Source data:
^^^^^^^^

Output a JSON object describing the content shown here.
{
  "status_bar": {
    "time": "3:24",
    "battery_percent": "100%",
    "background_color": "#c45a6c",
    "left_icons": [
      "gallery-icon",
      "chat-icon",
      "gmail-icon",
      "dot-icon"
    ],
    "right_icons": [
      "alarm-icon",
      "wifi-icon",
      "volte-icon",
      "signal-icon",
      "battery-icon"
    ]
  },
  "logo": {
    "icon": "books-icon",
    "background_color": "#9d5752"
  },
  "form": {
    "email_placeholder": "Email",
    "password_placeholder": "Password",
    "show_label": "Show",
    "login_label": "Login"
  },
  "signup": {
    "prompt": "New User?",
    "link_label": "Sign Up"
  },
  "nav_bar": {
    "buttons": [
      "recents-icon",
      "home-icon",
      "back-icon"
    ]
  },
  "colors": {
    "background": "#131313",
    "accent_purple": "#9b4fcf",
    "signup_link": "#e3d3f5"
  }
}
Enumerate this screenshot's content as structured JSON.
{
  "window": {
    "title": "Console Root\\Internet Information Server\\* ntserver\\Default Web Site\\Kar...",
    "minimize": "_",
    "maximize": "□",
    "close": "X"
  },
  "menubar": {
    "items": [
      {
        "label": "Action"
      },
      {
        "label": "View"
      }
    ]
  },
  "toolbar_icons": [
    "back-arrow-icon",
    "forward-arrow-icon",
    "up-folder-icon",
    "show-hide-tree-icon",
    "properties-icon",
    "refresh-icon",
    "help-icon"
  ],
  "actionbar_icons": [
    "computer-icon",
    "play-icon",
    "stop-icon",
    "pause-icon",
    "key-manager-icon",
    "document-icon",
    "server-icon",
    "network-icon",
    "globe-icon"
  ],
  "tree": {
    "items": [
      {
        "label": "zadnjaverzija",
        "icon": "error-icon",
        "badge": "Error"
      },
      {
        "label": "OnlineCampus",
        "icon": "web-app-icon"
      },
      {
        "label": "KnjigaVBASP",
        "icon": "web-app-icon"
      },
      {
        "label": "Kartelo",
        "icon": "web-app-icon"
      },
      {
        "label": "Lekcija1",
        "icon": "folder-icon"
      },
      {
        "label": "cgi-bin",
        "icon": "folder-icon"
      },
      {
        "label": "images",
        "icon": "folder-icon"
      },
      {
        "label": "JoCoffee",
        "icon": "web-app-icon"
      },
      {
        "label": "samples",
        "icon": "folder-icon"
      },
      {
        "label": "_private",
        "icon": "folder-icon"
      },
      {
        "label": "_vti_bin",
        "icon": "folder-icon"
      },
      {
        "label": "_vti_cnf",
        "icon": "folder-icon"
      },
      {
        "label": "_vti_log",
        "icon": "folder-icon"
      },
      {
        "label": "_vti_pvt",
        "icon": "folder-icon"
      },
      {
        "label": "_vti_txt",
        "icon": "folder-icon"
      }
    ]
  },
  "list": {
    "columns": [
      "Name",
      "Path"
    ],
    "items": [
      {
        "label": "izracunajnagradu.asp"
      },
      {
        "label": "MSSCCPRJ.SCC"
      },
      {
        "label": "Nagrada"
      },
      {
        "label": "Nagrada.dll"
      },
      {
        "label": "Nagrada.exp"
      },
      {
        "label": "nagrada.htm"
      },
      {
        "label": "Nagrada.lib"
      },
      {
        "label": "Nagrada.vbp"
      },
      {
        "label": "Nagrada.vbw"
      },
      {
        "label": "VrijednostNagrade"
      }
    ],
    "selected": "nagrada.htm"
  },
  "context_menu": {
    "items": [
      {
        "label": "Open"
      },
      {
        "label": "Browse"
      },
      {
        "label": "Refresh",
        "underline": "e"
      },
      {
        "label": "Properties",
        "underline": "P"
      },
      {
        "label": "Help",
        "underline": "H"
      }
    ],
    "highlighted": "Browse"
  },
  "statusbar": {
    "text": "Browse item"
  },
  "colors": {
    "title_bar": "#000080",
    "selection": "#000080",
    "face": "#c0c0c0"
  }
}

^^^^^^^^

### AIM
Repeat the material from above exactly, word for word.

### OUTPUT OF THE EXERCISE
Output a JSON object describing the content shown here.
{
  "status_bar": {
    "time": "3:24",
    "battery_percent": "100%",
    "background_color": "#c45a6c",
    "left_icons": [
      "gallery-icon",
      "chat-icon",
      "gmail-icon",
      "dot-icon"
    ],
    "right_icons": [
      "alarm-icon",
      "wifi-icon",
      "volte-icon",
      "signal-icon",
      "battery-icon"
    ]
  },
  "logo": {
    "icon": "books-icon",
    "background_color": "#9d5752"
  },
  "form": {
    "email_placeholder": "Email",
    "password_placeholder": "Password",
    "show_label": "Show",
    "login_label": "Login"
  },
  "signup": {
    "prompt": "New User?",
    "link_label": "Sign Up"
  },
  "nav_bar": {
    "buttons": [
      "recents-icon",
      "home-icon",
      "back-icon"
    ]
  },
  "colors": {
    "background": "#131313",
    "accent_purple": "#9b4fcf",
    "signup_link": "#e3d3f5"
  }
}
Enumerate this screenshot's content as structured JSON.
{
  "window": {
    "title": "Console Root\\Internet Information Server\\* ntserver\\Default Web Site\\Kar...",
    "minimize": "_",
    "maximize": "□",
    "close": "X"
  },
  "menubar": {
    "items": [
      {
        "label": "Action"
      },
      {
        "label": "View"
      }
    ]
  },
  "toolbar_icons": [
    "back-arrow-icon",
    "forward-arrow-icon",
    "up-folder-icon",
    "show-hide-tree-icon",
    "properties-icon",
    "refresh-icon",
    "help-icon"
  ],
  "actionbar_icons": [
    "computer-icon",
    "play-icon",
    "stop-icon",
    "pause-icon",
    "key-manager-icon",
    "document-icon",
    "server-icon",
    "network-icon",
    "globe-icon"
  ],
  "tree": {
    "items": [
      {
        "label": "zadnjaverzija",
        "icon": "error-icon",
        "badge": "Error"
      },
      {
        "label": "OnlineCampus",
        "icon": "web-app-icon"
      },
      {
        "label": "KnjigaVBASP",
        "icon": "web-app-icon"
      },
      {
        "label": "Kartelo",
        "icon": "web-app-icon"
      },
      {
        "label": "Lekcija1",
        "icon": "folder-icon"
      },
      {
        "label": "cgi-bin",
        "icon": "folder-icon"
      },
      {
        "label": "images",
        "icon": "folder-icon"
      },
      {
        "label": "JoCoffee",
        "icon": "web-app-icon"
      },
      {
        "label": "samples",
        "icon": "folder-icon"
      },
      {
        "label": "_private",
        "icon": "folder-icon"
      },
      {
        "label": "_vti_bin",
        "icon": "folder-icon"
      },
      {
        "label": "_vti_cnf",
        "icon": "folder-icon"
      },
      {
        "label": "_vti_log",
        "icon": "folder-icon"
      },
      {
        "label": "_vti_pvt",
        "icon": "folder-icon"
      },
      {
        "label": "_vti_txt",
        "icon": "folder-icon"
      }
    ]
  },
  "list": {
    "columns": [
      "Name",
      "Path"
    ],
    "items": [
      {
        "label": "izracunajnagradu.asp"
      },
      {
        "label": "MSSCCPRJ.SCC"
      },
      {
        "label": "Nagrada"
      },
      {
        "label": "Nagrada.dll"
      },
      {
        "label": "Nagrada.exp"
      },
      {
        "label": "nagrada.htm"
      },
      {
        "label": "Nagrada.lib"
      },
      {
        "label": "Nagrada.vbp"
      },
      {
        "label": "Nagrada.vbw"
      },
      {
        "label": "VrijednostNagrade"
      }
    ],
    "selected": "nagrada.htm"
  },
  "context_menu": {
    "items": [
      {
        "label": "Open"
      },
      {
        "label": "Browse"
      },
      {
        "label": "Refresh",
        "underline": "e"
      },
      {
        "label": "Properties",
        "underline": "P"
      },
      {
        "label": "Help",
        "underline": "H"
      }
    ],
    "highlighted": "Browse"
  },
  "statusbar": {
    "text": "Browse item"
  },
  "colors": {
    "title_bar": "#000080",
    "selection": "#000080",
    "face": "#c0c0c0"
  }
}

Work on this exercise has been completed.